- _TO DO_: Recast every line of the listings below as a JSON list of strings, one string per line, with blank lines omitted.

- _Annotated region listings_:
>> Start

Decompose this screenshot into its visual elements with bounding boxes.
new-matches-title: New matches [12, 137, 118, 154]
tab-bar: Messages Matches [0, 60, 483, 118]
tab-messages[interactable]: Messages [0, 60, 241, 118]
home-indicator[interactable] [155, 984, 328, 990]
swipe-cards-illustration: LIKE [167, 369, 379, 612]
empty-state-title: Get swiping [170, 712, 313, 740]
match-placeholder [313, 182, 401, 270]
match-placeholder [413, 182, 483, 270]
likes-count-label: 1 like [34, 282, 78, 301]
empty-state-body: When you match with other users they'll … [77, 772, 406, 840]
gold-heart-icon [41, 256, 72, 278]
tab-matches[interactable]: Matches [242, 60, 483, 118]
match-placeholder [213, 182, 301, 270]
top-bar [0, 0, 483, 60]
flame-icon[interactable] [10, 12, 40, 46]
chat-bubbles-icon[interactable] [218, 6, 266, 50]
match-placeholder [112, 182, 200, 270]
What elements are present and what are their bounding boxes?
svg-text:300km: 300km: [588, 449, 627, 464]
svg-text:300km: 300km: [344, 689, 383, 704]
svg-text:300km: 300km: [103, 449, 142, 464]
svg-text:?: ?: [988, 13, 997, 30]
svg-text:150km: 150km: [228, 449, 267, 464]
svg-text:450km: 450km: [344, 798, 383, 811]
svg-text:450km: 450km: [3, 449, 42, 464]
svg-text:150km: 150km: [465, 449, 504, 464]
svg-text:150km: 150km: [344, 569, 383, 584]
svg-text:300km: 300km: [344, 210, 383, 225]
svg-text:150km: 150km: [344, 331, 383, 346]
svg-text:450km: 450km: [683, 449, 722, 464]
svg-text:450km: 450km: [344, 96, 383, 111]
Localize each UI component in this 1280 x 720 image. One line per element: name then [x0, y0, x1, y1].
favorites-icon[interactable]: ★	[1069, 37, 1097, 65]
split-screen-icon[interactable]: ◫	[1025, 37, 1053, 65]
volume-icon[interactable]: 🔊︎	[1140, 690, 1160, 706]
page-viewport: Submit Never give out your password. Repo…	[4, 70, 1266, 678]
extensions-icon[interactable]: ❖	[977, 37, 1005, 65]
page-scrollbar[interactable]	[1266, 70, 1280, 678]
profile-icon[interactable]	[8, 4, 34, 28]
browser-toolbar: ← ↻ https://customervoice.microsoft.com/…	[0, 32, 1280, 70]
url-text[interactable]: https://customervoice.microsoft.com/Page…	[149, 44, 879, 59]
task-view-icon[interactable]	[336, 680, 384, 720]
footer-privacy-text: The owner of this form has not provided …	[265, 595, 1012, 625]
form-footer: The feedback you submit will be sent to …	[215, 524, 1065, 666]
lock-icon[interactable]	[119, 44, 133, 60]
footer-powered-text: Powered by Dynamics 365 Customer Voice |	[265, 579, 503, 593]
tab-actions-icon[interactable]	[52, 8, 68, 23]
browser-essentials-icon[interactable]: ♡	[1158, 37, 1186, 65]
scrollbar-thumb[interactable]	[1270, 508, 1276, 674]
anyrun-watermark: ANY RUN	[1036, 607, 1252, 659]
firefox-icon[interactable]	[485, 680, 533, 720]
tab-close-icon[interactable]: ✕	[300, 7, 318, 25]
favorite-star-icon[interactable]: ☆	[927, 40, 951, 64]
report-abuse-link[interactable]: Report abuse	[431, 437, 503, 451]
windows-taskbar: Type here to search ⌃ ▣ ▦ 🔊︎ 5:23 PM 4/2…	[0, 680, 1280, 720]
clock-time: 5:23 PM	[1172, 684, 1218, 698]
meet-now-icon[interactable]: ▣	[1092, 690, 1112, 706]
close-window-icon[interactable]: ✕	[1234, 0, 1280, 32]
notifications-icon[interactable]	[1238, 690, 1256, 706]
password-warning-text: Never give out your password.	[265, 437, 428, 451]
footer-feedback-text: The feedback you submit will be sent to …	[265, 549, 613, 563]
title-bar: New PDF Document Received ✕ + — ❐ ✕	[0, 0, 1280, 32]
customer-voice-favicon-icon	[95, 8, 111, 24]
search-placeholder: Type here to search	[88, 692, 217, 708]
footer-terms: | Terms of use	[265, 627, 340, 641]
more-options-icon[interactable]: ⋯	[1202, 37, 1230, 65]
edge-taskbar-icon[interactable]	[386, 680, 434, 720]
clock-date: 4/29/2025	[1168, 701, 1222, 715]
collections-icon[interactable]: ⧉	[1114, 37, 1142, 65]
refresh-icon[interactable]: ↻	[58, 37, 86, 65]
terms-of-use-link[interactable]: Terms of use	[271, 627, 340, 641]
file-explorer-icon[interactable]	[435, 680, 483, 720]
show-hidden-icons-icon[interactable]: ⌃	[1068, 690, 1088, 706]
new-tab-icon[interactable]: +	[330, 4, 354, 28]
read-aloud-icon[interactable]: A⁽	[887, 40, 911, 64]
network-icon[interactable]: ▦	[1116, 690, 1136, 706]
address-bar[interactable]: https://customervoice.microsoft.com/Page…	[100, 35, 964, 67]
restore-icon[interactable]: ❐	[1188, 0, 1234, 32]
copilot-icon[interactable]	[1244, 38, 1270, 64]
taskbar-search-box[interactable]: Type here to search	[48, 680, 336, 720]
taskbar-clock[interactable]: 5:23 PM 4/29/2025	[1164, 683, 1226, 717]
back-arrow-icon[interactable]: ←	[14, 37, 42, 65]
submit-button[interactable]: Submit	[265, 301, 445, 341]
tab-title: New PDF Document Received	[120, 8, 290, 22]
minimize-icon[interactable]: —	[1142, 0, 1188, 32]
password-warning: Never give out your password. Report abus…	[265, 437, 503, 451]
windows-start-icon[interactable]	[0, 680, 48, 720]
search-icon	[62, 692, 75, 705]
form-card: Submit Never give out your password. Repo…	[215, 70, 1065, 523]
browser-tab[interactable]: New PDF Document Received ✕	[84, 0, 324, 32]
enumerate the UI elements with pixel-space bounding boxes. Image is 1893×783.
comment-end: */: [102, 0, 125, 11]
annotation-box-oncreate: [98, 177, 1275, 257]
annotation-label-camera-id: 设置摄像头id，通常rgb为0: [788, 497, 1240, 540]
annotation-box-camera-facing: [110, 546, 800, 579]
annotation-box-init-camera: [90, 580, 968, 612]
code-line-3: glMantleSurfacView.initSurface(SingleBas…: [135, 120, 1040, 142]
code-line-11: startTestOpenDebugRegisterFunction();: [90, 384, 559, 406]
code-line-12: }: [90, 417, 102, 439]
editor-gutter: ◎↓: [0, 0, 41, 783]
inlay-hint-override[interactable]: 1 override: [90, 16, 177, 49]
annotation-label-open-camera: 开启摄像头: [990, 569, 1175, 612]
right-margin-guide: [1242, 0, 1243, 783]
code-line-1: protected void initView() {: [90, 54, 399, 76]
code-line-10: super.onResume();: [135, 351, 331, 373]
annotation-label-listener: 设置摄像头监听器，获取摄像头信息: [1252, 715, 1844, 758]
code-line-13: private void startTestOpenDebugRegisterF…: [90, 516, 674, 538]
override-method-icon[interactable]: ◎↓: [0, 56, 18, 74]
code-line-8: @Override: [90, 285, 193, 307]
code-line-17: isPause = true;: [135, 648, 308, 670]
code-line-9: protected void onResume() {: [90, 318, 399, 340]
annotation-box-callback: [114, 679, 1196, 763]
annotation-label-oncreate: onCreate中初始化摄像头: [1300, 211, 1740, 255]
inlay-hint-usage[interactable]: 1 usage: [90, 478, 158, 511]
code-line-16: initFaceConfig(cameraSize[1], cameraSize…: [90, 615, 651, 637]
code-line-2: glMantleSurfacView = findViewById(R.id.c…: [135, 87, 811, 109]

>> End

- _EXERCISE ANSWER_:
[
  "Decompose this screenshot into its visual elements with bounding boxes.",
  "new-matches-title: New matches [12, 137, 118, 154]",
  "tab-bar: Messages Matches [0, 60, 483, 118]",
  "tab-messages[interactable]: Messages [0, 60, 241, 118]",
  "home-indicator[interactable] [155, 984, 328, 990]",
  "swipe-cards-illustration: LIKE [167, 369, 379, 612]",
  "empty-state-title: Get swiping [170, 712, 313, 740]",
  "match-placeholder [313, 182, 401, 270]",
  "match-placeholder [413, 182, 483, 270]",
  "likes-count-label: 1 like [34, 282, 78, 301]",
  "empty-state-body: When you match with other users they'll … [77, 772, 406, 840]",
  "gold-heart-icon [41, 256, 72, 278]",
  "tab-matches[interactable]: Matches [242, 60, 483, 118]",
  "match-placeholder [213, 182, 301, 270]",
  "top-bar [0, 0, 483, 60]",
  "flame-icon[interactable] [10, 12, 40, 46]",
  "chat-bubbles-icon[interactable] [218, 6, 266, 50]",
  "match-placeholder [112, 182, 200, 270]",
  "What elements are present and what are their bounding boxes?",
  "svg-text:300km: 300km: [588, 449, 627, 464]",
  "svg-text:300km: 300km: [344, 689, 383, 704]",
  "svg-text:300km: 300km: [103, 449, 142, 464]",
  "svg-text:?: ?: [988, 13, 997, 30]",
  "svg-text:150km: 150km: [228, 449, 267, 464]",
  "svg-text:450km: 450km: [344, 798, 383, 811]",
  "svg-text:450km: 450km: [3, 449, 42, 464]",
  "svg-text:150km: 150km: [465, 449, 504, 464]",
  "svg-text:150km: 150km: [344, 569, 383, 584]",
  "svg-text:300km: 300km: [344, 210, 383, 225]",
  "svg-text:150km: 150km: [344, 331, 383, 346]",
  "svg-text:450km: 450km: [683, 449, 722, 464]",
  "svg-text:450km: 450km: [344, 96, 383, 111]",
  "Localize each UI component in this 1280 x 720 image. One line per element: name then [x0, y0, x1, y1].",
  "favorites-icon[interactable]: ★\t[1069, 37, 1097, 65]",
  "split-screen-icon[interactable]: ◫\t[1025, 37, 1053, 65]",
  "volume-icon[interactable]: 🔊︎\t[1140, 690, 1160, 706]",
  "page-viewport: Submit Never give out your password. Repo…\t[4, 70, 1266, 678]",
  "extensions-icon[interactable]: ❖\t[977, 37, 1005, 65]",
  "page-scrollbar[interactable]\t[1266, 70, 1280, 678]",
  "profile-icon[interactable]\t[8, 4, 34, 28]",
  "browser-toolbar: ← ↻ https://customervoice.microsoft.com/…\t[0, 32, 1280, 70]",
  "url-text[interactable]: https://customervoice.microsoft.com/Page…\t[149, 44, 879, 59]",
  "task-view-icon[interactable]\t[336, 680, 384, 720]",
  "footer-privacy-text: The owner of this form has not provided …\t[265, 595, 1012, 625]",
  "form-footer: The feedback you submit will be sent to …\t[215, 524, 1065, 666]",
  "lock-icon[interactable]\t[119, 44, 133, 60]",
  "footer-powered-text: Powered by Dynamics 365 Customer Voice |\t[265, 579, 503, 593]",
  "tab-actions-icon[interactable]\t[52, 8, 68, 23]",
  "browser-essentials-icon[interactable]: ♡\t[1158, 37, 1186, 65]",
  "scrollbar-thumb[interactable]\t[1270, 508, 1276, 674]",
  "anyrun-watermark: ANY RUN\t[1036, 607, 1252, 659]",
  "firefox-icon[interactable]\t[485, 680, 533, 720]",
  "tab-close-icon[interactable]: ✕\t[300, 7, 318, 25]",
  "favorite-star-icon[interactable]: ☆\t[927, 40, 951, 64]",
  "report-abuse-link[interactable]: Report abuse\t[431, 437, 503, 451]",
  "windows-taskbar: Type here to search ⌃ ▣ ▦ 🔊︎ 5:23 PM 4/2…\t[0, 680, 1280, 720]",
  "clock-time: 5:23 PM\t[1172, 684, 1218, 698]",
  "meet-now-icon[interactable]: ▣\t[1092, 690, 1112, 706]",
  "close-window-icon[interactable]: ✕\t[1234, 0, 1280, 32]",
  "notifications-icon[interactable]\t[1238, 690, 1256, 706]",
  "password-warning-text: Never give out your password.\t[265, 437, 428, 451]",
  "footer-feedback-text: The feedback you submit will be sent to …\t[265, 549, 613, 563]",
  "title-bar: New PDF Document Received ✕ + — ❐ ✕\t[0, 0, 1280, 32]",
  "customer-voice-favicon-icon\t[95, 8, 111, 24]",
  "search-placeholder: Type here to search\t[88, 692, 217, 708]",
  "footer-terms: | Terms of use\t[265, 627, 340, 641]",
  "more-options-icon[interactable]: ⋯\t[1202, 37, 1230, 65]",
  "edge-taskbar-icon[interactable]\t[386, 680, 434, 720]",
  "clock-date: 4/29/2025\t[1168, 701, 1222, 715]",
  "collections-icon[interactable]: ⧉\t[1114, 37, 1142, 65]",
  "refresh-icon[interactable]: ↻\t[58, 37, 86, 65]",
  "terms-of-use-link[interactable]: Terms of use\t[271, 627, 340, 641]",
  "file-explorer-icon[interactable]\t[435, 680, 483, 720]",
  "show-hidden-icons-icon[interactable]: ⌃\t[1068, 690, 1088, 706]",
  "new-tab-icon[interactable]: +\t[330, 4, 354, 28]",
  "read-aloud-icon[interactable]: A⁽\t[887, 40, 911, 64]",
  "network-icon[interactable]: ▦\t[1116, 690, 1136, 706]",
  "address-bar[interactable]: https://customervoice.microsoft.com/Page…\t[100, 35, 964, 67]",
  "restore-icon[interactable]: ❐\t[1188, 0, 1234, 32]",
  "copilot-icon[interactable]\t[1244, 38, 1270, 64]",
  "taskbar-search-box[interactable]: Type here to search\t[48, 680, 336, 720]",
  "taskbar-clock[interactable]: 5:23 PM 4/29/2025\t[1164, 683, 1226, 717]",
  "back-arrow-icon[interactable]: ←\t[14, 37, 42, 65]",
  "submit-button[interactable]: Submit\t[265, 301, 445, 341]",
  "tab-title: New PDF Document Received\t[120, 8, 290, 22]",
  "minimize-icon[interactable]: —\t[1142, 0, 1188, 32]",
  "password-warning: Never give out your password. Report abus…\t[265, 437, 503, 451]",
  "windows-start-icon[interactable]\t[0, 680, 48, 720]",
  "search-icon\t[62, 692, 75, 705]",
  "form-card: Submit Never give out your password. Repo…\t[215, 70, 1065, 523]",
  "browser-tab[interactable]: New PDF Document Received ✕\t[84, 0, 324, 32]",
  "enumerate the UI elements with pixel-space bounding boxes. Image is 1893×783.",
  "comment-end: */: [102, 0, 125, 11]",
  "annotation-box-oncreate: [98, 177, 1275, 257]",
  "annotation-label-camera-id: 设置摄像头id，通常rgb为0: [788, 497, 1240, 540]",
  "annotation-box-camera-facing: [110, 546, 800, 579]",
  "annotation-box-init-camera: [90, 580, 968, 612]",
  "code-line-3: glMantleSurfacView.initSurface(SingleBas…: [135, 120, 1040, 142]",
  "code-line-11: startTestOpenDebugRegisterFunction();: [90, 384, 559, 406]",
  "code-line-12: }: [90, 417, 102, 439]",
  "editor-gutter: ◎↓: [0, 0, 41, 783]",
  "inlay-hint-override[interactable]: 1 override: [90, 16, 177, 49]",
  "annotation-label-open-camera: 开启摄像头: [990, 569, 1175, 612]",
  "right-margin-guide: [1242, 0, 1243, 783]",
  "code-line-1: protected void initView() {: [90, 54, 399, 76]",
  "code-line-10: super.onResume();: [135, 351, 331, 373]",
  "annotation-label-listener: 设置摄像头监听器，获取摄像头信息: [1252, 715, 1844, 758]",
  "code-line-13: private void startTestOpenDebugRegisterF…: [90, 516, 674, 538]",
  "override-method-icon[interactable]: ◎↓: [0, 56, 18, 74]",
  "code-line-8: @Override: [90, 285, 193, 307]",
  "code-line-17: isPause = true;: [135, 648, 308, 670]",
  "code-line-9: protected void onResume() {: [90, 318, 399, 340]",
  "annotation-box-callback: [114, 679, 1196, 763]",
  "annotation-label-oncreate: onCreate中初始化摄像头: [1300, 211, 1740, 255]",
  "inlay-hint-usage[interactable]: 1 usage: [90, 478, 158, 511]",
  "code-line-16: initFaceConfig(cameraSize[1], cameraSize…: [90, 615, 651, 637]",
  "code-line-2: glMantleSurfacView = findViewById(R.id.c…: [135, 87, 811, 109]"
]